/resdiffcheck

Script to track updates on web resources (mainly JS files or whole HTML pages).

Primary LanguagePythonMIT LicenseMIT

Resource Difference Checker

The idea is to track updates made to resource avaialable on the web. Expected are JS files or whole HTML pages as jsbeautifier (https://github.com/beautify-web/js-beautify) is run on the compared contents. Resources are stored in a sqlite3 DB. A HTML report is generated for all processed URLs.

Usage

The are two important python scripts initialize.py and diffcheck.py. The first takes a list of domains (see example resources.txt) and creates a initial DB. The latter mentioned is ment to be scheduled to run once a day and works with a DB created by initialize.py.

### INFORMATION SHOWN
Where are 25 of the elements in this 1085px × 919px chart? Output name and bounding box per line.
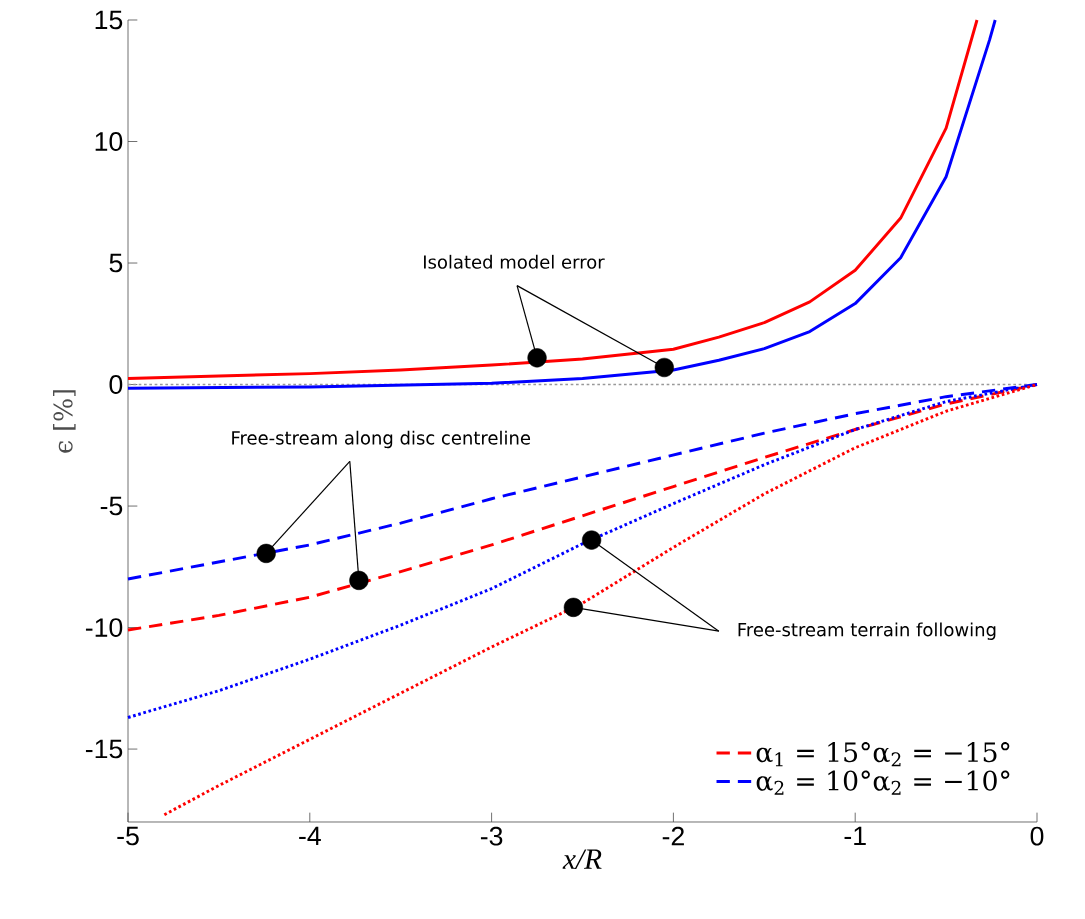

### EXERCISE DIRECTIONS
Rewrite the Resource Difference Checker description between "Resource Difference Checker" and "all processed URLs.", inclusive, replacing "sqlite3 DB" with "SQLite database".

### EXPECTED OUTPUT
Resource Difference Checker

The idea is to track updates made to resource avaialable on the web. Expected are JS files or whole HTML pages as jsbeautifier (https://github.com/beautify-web/js-beautify) is run on the compared contents. Resources are stored in a SQLite database. A HTML report is generated for all processed URLs.